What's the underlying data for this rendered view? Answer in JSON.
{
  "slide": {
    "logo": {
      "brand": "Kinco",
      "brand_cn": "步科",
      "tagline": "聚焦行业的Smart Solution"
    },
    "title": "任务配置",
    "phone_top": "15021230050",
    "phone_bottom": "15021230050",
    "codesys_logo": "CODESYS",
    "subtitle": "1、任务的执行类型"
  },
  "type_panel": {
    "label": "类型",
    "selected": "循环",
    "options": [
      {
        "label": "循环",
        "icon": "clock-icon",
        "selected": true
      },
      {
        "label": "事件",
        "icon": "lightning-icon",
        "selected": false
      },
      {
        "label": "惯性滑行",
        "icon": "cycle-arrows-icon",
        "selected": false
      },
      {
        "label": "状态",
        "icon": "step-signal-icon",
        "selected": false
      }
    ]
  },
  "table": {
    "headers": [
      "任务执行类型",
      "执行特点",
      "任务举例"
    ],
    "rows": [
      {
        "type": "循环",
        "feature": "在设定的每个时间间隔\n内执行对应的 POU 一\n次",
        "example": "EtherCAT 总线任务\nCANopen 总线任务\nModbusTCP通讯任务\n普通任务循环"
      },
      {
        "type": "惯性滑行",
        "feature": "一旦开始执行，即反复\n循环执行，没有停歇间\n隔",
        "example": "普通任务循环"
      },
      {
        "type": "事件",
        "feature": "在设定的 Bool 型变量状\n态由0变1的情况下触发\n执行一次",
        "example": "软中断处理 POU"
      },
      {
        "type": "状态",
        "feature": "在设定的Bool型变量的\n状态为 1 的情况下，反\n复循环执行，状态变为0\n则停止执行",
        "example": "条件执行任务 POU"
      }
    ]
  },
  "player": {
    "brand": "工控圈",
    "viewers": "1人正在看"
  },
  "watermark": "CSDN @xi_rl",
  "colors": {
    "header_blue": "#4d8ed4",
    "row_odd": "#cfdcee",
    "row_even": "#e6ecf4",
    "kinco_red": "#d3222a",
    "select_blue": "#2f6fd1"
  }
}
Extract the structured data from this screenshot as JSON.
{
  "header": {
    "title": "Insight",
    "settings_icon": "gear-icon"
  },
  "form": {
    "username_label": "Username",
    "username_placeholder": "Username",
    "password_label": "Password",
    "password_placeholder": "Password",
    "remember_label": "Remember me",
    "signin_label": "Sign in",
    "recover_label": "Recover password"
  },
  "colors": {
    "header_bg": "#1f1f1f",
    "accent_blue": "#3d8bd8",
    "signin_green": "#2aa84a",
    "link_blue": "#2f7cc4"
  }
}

**GIVEN PROBLEM:** Take the line in which "Extract the structured" occurs and each subsequent line through the end; give these lines again without alteration.

**SOLUTION FOR THIS PROBLEM:**
Extract the structured data from this screenshot as JSON.
{
  "header": {
    "title": "Insight",
    "settings_icon": "gear-icon"
  },
  "form": {
    "username_label": "Username",
    "username_placeholder": "Username",
    "password_label": "Password",
    "password_placeholder": "Password",
    "remember_label": "Remember me",
    "signin_label": "Sign in",
    "recover_label": "Recover password"
  },
  "colors": {
    "header_bg": "#1f1f1f",
    "accent_blue": "#3d8bd8",
    "signin_green": "#2aa84a",
    "link_blue": "#2f7cc4"
  }
}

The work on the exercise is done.